## EXERCISE DESCRIPTION
Pictures aside, quote the whole listing exactly.

Data items:
•••
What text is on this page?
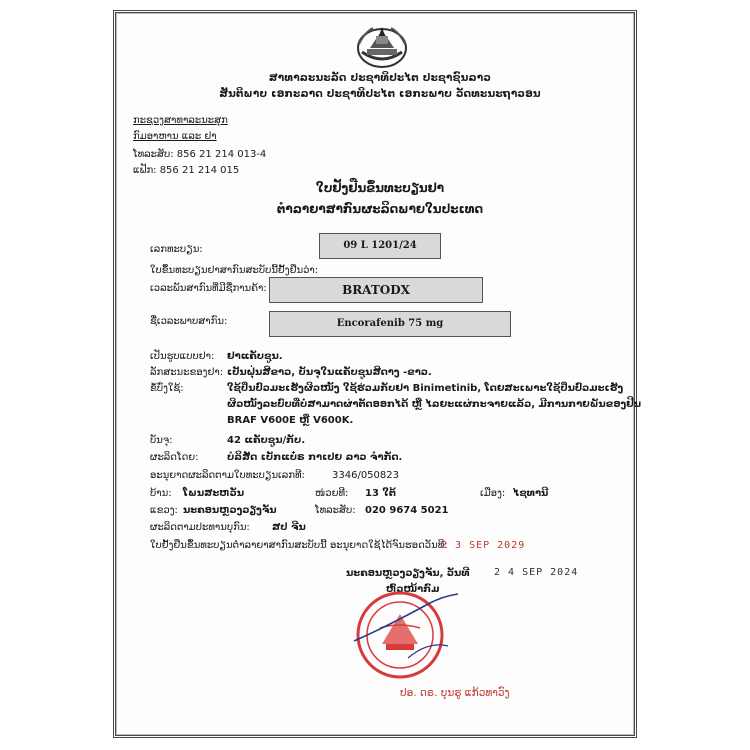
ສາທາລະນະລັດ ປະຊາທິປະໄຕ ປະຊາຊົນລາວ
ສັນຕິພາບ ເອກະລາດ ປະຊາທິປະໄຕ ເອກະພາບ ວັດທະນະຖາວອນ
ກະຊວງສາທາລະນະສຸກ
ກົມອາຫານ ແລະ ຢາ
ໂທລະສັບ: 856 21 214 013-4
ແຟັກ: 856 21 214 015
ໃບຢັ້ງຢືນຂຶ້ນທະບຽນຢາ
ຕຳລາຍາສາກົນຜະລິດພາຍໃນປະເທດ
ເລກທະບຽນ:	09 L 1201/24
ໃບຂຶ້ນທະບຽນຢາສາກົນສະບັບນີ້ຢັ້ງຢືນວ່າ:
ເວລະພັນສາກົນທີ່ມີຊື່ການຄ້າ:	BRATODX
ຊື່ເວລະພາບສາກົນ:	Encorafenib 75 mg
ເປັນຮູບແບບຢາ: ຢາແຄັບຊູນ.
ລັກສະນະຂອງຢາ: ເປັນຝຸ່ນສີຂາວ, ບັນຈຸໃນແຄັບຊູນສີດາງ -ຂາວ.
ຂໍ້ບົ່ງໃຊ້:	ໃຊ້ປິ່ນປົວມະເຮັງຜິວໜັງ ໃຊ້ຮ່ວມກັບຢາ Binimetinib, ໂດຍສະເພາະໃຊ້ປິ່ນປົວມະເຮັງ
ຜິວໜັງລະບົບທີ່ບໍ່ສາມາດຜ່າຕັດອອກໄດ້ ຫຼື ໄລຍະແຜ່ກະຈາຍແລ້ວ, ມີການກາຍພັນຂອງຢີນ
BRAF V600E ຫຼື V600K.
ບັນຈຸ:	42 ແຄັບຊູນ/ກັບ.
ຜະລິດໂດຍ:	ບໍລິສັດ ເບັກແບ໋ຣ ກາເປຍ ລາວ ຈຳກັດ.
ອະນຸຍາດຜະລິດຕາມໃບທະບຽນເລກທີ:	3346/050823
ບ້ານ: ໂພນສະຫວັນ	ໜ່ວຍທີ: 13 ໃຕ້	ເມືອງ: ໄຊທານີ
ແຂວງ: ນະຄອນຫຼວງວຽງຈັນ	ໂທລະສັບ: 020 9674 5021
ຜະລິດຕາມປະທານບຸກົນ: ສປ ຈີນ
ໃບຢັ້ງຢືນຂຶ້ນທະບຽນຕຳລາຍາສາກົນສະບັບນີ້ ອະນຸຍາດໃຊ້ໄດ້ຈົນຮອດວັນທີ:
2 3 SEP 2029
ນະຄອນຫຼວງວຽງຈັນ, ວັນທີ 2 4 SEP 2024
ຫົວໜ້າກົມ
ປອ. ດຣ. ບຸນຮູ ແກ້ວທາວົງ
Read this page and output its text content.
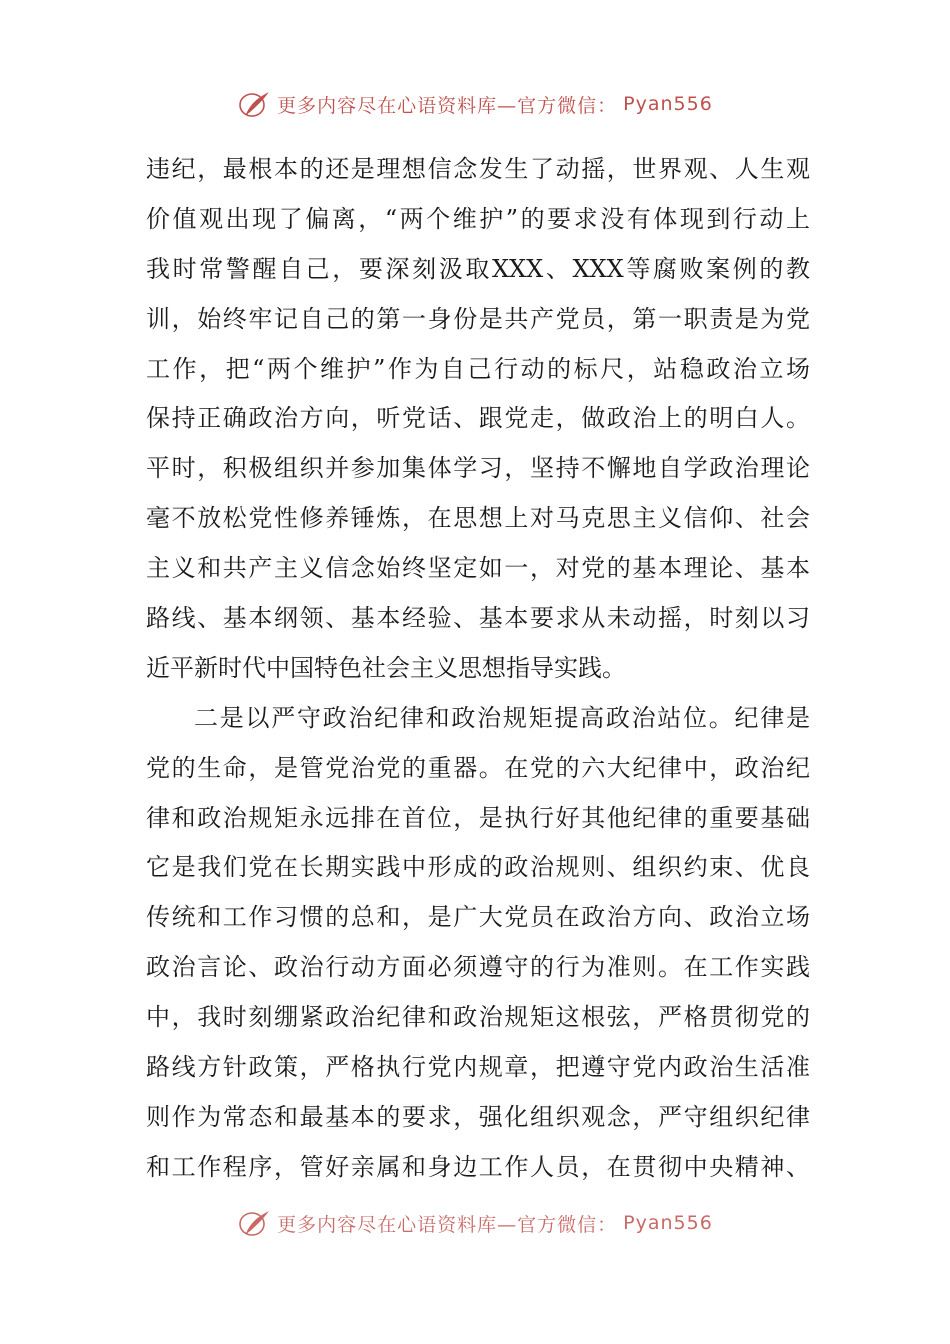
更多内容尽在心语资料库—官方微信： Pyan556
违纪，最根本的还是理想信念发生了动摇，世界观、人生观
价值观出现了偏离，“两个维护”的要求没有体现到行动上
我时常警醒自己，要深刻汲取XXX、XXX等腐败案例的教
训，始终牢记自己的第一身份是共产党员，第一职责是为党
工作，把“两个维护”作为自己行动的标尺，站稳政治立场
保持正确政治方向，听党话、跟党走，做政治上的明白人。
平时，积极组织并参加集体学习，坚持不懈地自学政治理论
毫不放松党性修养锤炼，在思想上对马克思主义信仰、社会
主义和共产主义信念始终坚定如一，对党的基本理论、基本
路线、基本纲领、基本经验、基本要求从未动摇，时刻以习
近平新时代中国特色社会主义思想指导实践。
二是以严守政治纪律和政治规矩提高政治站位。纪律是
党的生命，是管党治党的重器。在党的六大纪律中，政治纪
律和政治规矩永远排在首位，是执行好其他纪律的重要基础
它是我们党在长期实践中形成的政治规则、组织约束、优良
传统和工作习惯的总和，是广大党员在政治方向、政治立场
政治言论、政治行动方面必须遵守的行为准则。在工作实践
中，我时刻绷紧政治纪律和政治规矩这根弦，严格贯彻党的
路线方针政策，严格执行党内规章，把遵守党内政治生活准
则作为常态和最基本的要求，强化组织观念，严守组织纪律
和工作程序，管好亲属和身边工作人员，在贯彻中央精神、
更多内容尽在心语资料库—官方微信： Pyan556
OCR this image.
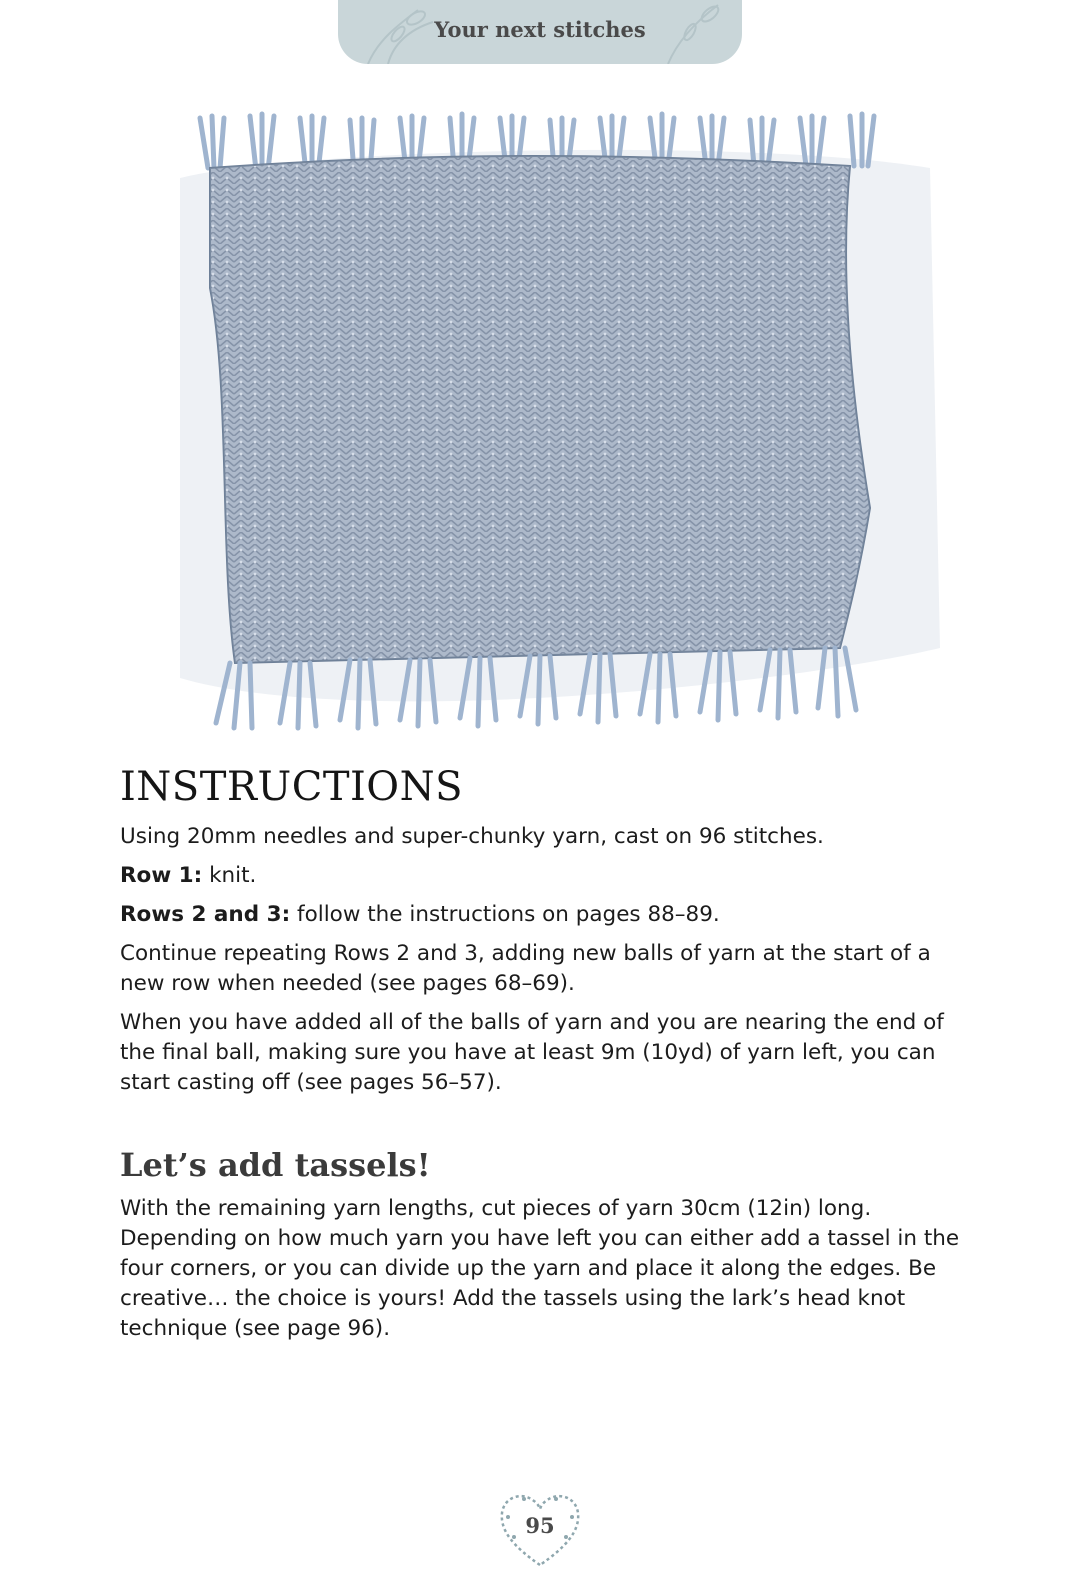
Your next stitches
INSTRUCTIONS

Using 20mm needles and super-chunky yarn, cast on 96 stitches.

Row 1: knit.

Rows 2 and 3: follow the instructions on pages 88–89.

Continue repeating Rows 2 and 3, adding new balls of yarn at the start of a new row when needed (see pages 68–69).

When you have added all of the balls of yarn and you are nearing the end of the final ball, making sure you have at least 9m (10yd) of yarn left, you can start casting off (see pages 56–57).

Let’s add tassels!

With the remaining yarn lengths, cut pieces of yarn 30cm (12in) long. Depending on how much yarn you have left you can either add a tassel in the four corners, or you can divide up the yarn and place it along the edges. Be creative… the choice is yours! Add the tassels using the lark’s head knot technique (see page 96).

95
•••
## SOLUTION TO THE EXERCISE
What text is on this page?
ສາທາລະນະລັດ ປະຊາທິປະໄຕ ປະຊາຊົນລາວ
ສັນຕິພາບ ເອກະລາດ ປະຊາທິປະໄຕ ເອກະພາບ ວັດທະນະຖາວອນ
ກະຊວງສາທາລະນະສຸກ
ກົມອາຫານ ແລະ ຢາ
ໂທລະສັບ: 856 21 214 013-4
ແຟັກ: 856 21 214 015
ໃບຢັ້ງຢືນຂຶ້ນທະບຽນຢາ
ຕຳລາຍາສາກົນຜະລິດພາຍໃນປະເທດ
ເລກທະບຽນ:	09 L 1201/24
ໃບຂຶ້ນທະບຽນຢາສາກົນສະບັບນີ້ຢັ້ງຢືນວ່າ:
ເວລະພັນສາກົນທີ່ມີຊື່ການຄ້າ:	BRATODX
ຊື່ເວລະພາບສາກົນ:	Encorafenib 75 mg
ເປັນຮູບແບບຢາ: ຢາແຄັບຊູນ.
ລັກສະນະຂອງຢາ: ເປັນຝຸ່ນສີຂາວ, ບັນຈຸໃນແຄັບຊູນສີດາງ -ຂາວ.
ຂໍ້ບົ່ງໃຊ້:	ໃຊ້ປິ່ນປົວມະເຮັງຜິວໜັງ ໃຊ້ຮ່ວມກັບຢາ Binimetinib, ໂດຍສະເພາະໃຊ້ປິ່ນປົວມະເຮັງ
ຜິວໜັງລະບົບທີ່ບໍ່ສາມາດຜ່າຕັດອອກໄດ້ ຫຼື ໄລຍະແຜ່ກະຈາຍແລ້ວ, ມີການກາຍພັນຂອງຢີນ
BRAF V600E ຫຼື V600K.
ບັນຈຸ:	42 ແຄັບຊູນ/ກັບ.
ຜະລິດໂດຍ:	ບໍລິສັດ ເບັກແບ໋ຣ ກາເປຍ ລາວ ຈຳກັດ.
ອະນຸຍາດຜະລິດຕາມໃບທະບຽນເລກທີ:	3346/050823
ບ້ານ: ໂພນສະຫວັນ	ໜ່ວຍທີ: 13 ໃຕ້	ເມືອງ: ໄຊທານີ
ແຂວງ: ນະຄອນຫຼວງວຽງຈັນ	ໂທລະສັບ: 020 9674 5021
ຜະລິດຕາມປະທານບຸກົນ: ສປ ຈີນ
ໃບຢັ້ງຢືນຂຶ້ນທະບຽນຕຳລາຍາສາກົນສະບັບນີ້ ອະນຸຍາດໃຊ້ໄດ້ຈົນຮອດວັນທີ:
2 3 SEP 2029
ນະຄອນຫຼວງວຽງຈັນ, ວັນທີ 2 4 SEP 2024
ຫົວໜ້າກົມ
ປອ. ດຣ. ບຸນຮູ ແກ້ວທາວົງ
Read this page and output its text content.
更多内容尽在心语资料库—官方微信： Pyan556
违纪，最根本的还是理想信念发生了动摇，世界观、人生观
价值观出现了偏离，“两个维护”的要求没有体现到行动上
我时常警醒自己，要深刻汲取XXX、XXX等腐败案例的教
训，始终牢记自己的第一身份是共产党员，第一职责是为党
工作，把“两个维护”作为自己行动的标尺，站稳政治立场
保持正确政治方向，听党话、跟党走，做政治上的明白人。
平时，积极组织并参加集体学习，坚持不懈地自学政治理论
毫不放松党性修养锤炼，在思想上对马克思主义信仰、社会
主义和共产主义信念始终坚定如一，对党的基本理论、基本
路线、基本纲领、基本经验、基本要求从未动摇，时刻以习
近平新时代中国特色社会主义思想指导实践。
二是以严守政治纪律和政治规矩提高政治站位。纪律是
党的生命，是管党治党的重器。在党的六大纪律中，政治纪
律和政治规矩永远排在首位，是执行好其他纪律的重要基础
它是我们党在长期实践中形成的政治规则、组织约束、优良
传统和工作习惯的总和，是广大党员在政治方向、政治立场
政治言论、政治行动方面必须遵守的行为准则。在工作实践
中，我时刻绷紧政治纪律和政治规矩这根弦，严格贯彻党的
路线方针政策，严格执行党内规章，把遵守党内政治生活准
则作为常态和最基本的要求，强化组织观念，严守组织纪律
和工作程序，管好亲属和身边工作人员，在贯彻中央精神、
更多内容尽在心语资料库—官方微信： Pyan556
OCR this image.
Your next stitches
INSTRUCTIONS

Using 20mm needles and super-chunky yarn, cast on 96 stitches.

Row 1: knit.

Rows 2 and 3: follow the instructions on pages 88–89.

Continue repeating Rows 2 and 3, adding new balls of yarn at the start of a new row when needed (see pages 68–69).

When you have added all of the balls of yarn and you are nearing the end of the final ball, making sure you have at least 9m (10yd) of yarn left, you can start casting off (see pages 56–57).

Let’s add tassels!

With the remaining yarn lengths, cut pieces of yarn 30cm (12in) long. Depending on how much yarn you have left you can either add a tassel in the four corners, or you can divide up the yarn and place it along the edges. Be creative… the choice is yours! Add the tassels using the lark’s head knot technique (see page 96).

95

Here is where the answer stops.